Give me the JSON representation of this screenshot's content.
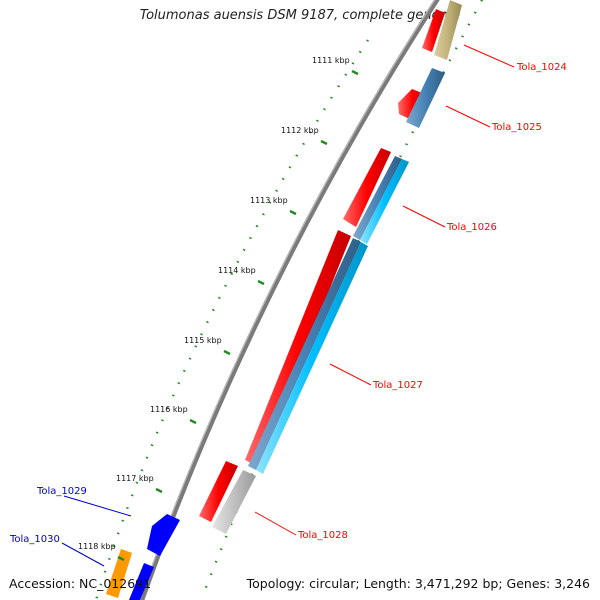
{
  "title": "Tolumonas auensis DSM 9187, complete genome",
  "accession": "Accession: NC_012691",
  "summary": "Topology: circular; Length: 3,471,292 bp; Genes: 3,246",
  "kbp_ticks": [
    "1111 kbp",
    "1112 kbp",
    "1113 kbp",
    "1114 kbp",
    "1115 kbp",
    "1116 kbp",
    "1117 kbp",
    "1118 kbp"
  ],
  "gene_labels": [
    {
      "text": "Tola_1024",
      "color": "#ff0000"
    },
    {
      "text": "Tola_1025",
      "color": "#ff0000"
    },
    {
      "text": "Tola_1026",
      "color": "#ff0000"
    },
    {
      "text": "Tola_1027",
      "color": "#ff0000"
    },
    {
      "text": "Tola_1028",
      "color": "#ff0000"
    },
    {
      "text": "Tola_1029",
      "color": "#0000cc"
    },
    {
      "text": "Tola_1030",
      "color": "#0000cc"
    }
  ],
  "colors": {
    "red": "#ff1a1a",
    "steel_blue": "#4682b4",
    "cyan": "#00bfff",
    "olive": "#c2b27a",
    "gray": "#c0c0c0",
    "blue": "#0000ff",
    "orange": "#ff9900",
    "backbone": "#777777",
    "tick_green": "#228b22"
  }
}
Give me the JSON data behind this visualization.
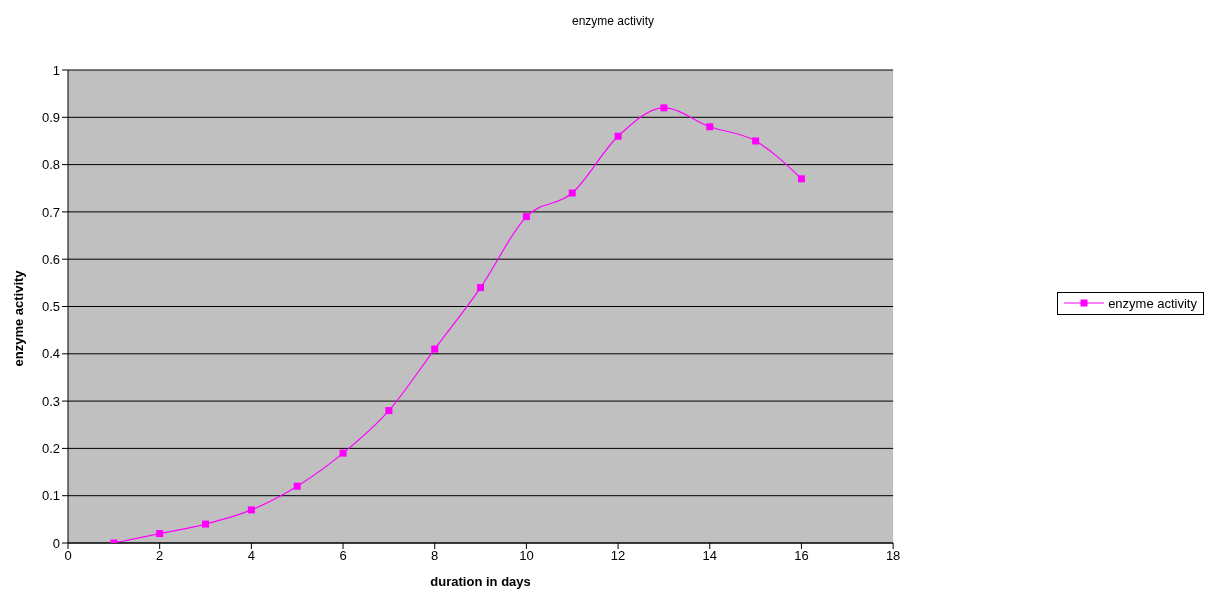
{
  "chart_data": {
    "type": "line",
    "title": "enzyme activity",
    "xlabel": "duration in days",
    "ylabel": "enzyme activity",
    "x": [
      1,
      2,
      3,
      4,
      5,
      6,
      7,
      8,
      9,
      10,
      11,
      12,
      13,
      14,
      15,
      16
    ],
    "series": [
      {
        "name": "enzyme activity",
        "color": "#ff00ff",
        "values": [
          0.0,
          0.02,
          0.04,
          0.07,
          0.12,
          0.19,
          0.28,
          0.41,
          0.54,
          0.69,
          0.74,
          0.86,
          0.92,
          0.88,
          0.85,
          0.77
        ]
      }
    ],
    "xlim": [
      0,
      18
    ],
    "xticks": [
      0,
      2,
      4,
      6,
      8,
      10,
      12,
      14,
      16,
      18
    ],
    "ylim": [
      0,
      1
    ],
    "yticks": [
      0,
      0.1,
      0.2,
      0.3,
      0.4,
      0.5,
      0.6,
      0.7,
      0.8,
      0.9,
      1
    ],
    "grid": "y",
    "legend": "right",
    "marker": "square",
    "line_style": "solid"
  }
}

=======

PROBLEM DESCRIPTION: Once the lines above that include "this" are counted, report the number and nothing else.

SOLUTION TO THE EXERCISE: 2